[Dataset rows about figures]
###

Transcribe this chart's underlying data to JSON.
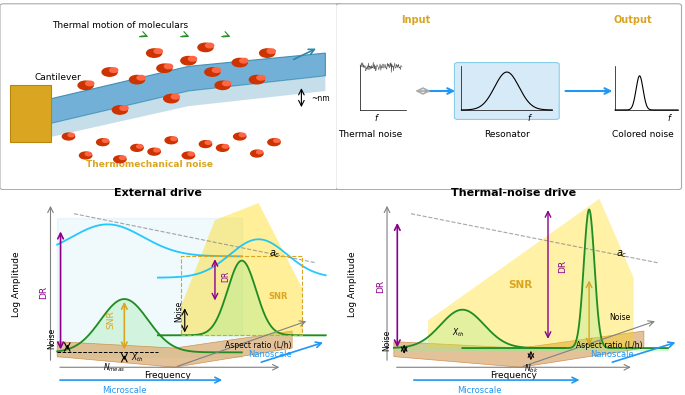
{
  "top_panel": {
    "cantilever_label": "Cantilever",
    "thermal_motion_label": "Thermal motion of moleculars",
    "thermo_noise_label": "Thermomechanical noise",
    "nm_label": "~nm",
    "input_label": "Input",
    "output_label": "Output",
    "thermal_noise_label2": "Thermal noise",
    "resonator_label": "Resonator",
    "colored_noise_label": "Colored noise"
  },
  "left_plot": {
    "title": "External drive",
    "xlabel": "Frequency",
    "ylabel": "Log Amplitude",
    "xaxis2": "Aspect ratio (L/h)",
    "microscale": "Microscale",
    "nanoscale": "Nanoscale",
    "labels": [
      "DR",
      "SNR",
      "Noise",
      "X_th",
      "N_meas",
      "a_c",
      "DR",
      "SNR",
      "Noise"
    ]
  },
  "right_plot": {
    "title": "Thermal-noise drive",
    "xlabel": "Frequency",
    "ylabel": "Log Amplitude",
    "xaxis2": "Aspect ratio (L/h)",
    "microscale": "Microscale",
    "nanoscale": "Nanoscale",
    "labels": [
      "DR",
      "DR",
      "SNR",
      "Noise",
      "X_th",
      "N_bk",
      "a_c",
      "Noise"
    ]
  },
  "colors": {
    "cyan_curve": "#00BFFF",
    "green_curve": "#228B22",
    "yellow_fill": "#FFD700",
    "light_yellow_fill": "#FFFACD",
    "orange_fill": "#DEB887",
    "purple_arrow": "#8B008B",
    "gold_arrow": "#DAA520",
    "blue_bg": "#E8F4F8",
    "light_blue_fill": "#D6EAF8",
    "green_fill": "#90EE90",
    "dashed_line": "#808080",
    "orange_box": "#CD853F"
  }
}
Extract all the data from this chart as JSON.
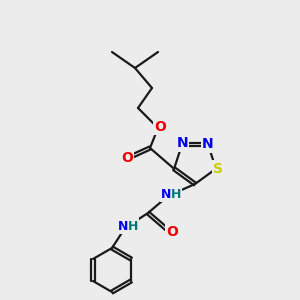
{
  "bg_color": "#ececec",
  "bond_color": "#1a1a1a",
  "atom_colors": {
    "N": "#0000ee",
    "O": "#ee0000",
    "S": "#cccc00",
    "H": "#007777"
  },
  "lw": 1.6,
  "doff": 0.08,
  "fs": 9,
  "figsize": [
    3.0,
    3.0
  ],
  "dpi": 100
}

###

- _YOUR TASK_
Skip the pictures and copy exactly the lines from the one containing "Extract all the data from this chart as JSON." through the end of the material, both ends included.

- _REPLY_
Extract all the data from this chart as JSON.
{
  "bg_color": "#ececec",
  "bond_color": "#1a1a1a",
  "atom_colors": {
    "N": "#0000ee",
    "O": "#ee0000",
    "S": "#cccc00",
    "H": "#007777"
  },
  "lw": 1.6,
  "doff": 0.08,
  "fs": 9,
  "figsize": [
    3.0,
    3.0
  ],
  "dpi": 100
}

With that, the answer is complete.